» **What you need to do**
Check each line of the records below and collect those that include the word "HALSTEAD".

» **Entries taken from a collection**
'''
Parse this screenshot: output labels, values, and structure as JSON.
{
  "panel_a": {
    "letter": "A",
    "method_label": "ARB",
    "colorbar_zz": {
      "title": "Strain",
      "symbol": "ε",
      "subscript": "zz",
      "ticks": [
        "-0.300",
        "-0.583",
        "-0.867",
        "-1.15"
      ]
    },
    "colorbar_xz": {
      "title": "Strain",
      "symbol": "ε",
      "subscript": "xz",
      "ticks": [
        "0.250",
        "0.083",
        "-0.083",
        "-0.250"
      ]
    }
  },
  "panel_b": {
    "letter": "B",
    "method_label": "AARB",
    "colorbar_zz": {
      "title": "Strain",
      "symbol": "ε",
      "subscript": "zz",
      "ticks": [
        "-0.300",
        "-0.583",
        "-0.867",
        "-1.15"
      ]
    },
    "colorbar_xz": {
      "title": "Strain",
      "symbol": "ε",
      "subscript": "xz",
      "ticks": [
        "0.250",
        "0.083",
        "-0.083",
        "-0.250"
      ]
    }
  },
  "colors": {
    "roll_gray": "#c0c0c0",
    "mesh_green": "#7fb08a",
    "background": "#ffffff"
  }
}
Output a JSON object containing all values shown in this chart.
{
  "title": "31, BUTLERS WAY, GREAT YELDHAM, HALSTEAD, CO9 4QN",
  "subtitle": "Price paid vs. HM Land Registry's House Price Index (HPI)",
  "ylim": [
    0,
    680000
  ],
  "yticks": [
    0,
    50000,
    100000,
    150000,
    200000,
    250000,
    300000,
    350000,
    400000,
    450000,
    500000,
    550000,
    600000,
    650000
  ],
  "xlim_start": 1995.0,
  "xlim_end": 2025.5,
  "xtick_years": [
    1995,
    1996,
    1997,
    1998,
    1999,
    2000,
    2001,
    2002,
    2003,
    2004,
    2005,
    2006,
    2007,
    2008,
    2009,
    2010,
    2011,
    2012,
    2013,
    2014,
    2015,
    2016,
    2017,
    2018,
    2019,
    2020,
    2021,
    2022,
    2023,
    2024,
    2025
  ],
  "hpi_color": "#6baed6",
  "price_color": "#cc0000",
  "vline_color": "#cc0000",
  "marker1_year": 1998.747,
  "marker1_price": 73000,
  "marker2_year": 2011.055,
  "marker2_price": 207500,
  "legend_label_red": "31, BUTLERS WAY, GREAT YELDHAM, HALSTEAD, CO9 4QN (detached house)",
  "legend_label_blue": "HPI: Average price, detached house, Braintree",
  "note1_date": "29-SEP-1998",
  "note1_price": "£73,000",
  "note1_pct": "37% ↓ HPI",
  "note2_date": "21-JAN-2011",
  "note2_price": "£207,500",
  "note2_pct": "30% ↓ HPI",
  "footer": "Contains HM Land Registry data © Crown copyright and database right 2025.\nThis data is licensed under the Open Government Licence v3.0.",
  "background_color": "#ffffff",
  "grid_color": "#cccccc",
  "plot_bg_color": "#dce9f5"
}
'''
» **Response**
  "title": "31, BUTLERS WAY, GREAT YELDHAM, HALSTEAD, CO9 4QN",
  "legend_label_red": "31, BUTLERS WAY, GREAT YELDHAM, HALSTEAD, CO9 4QN (detached house)",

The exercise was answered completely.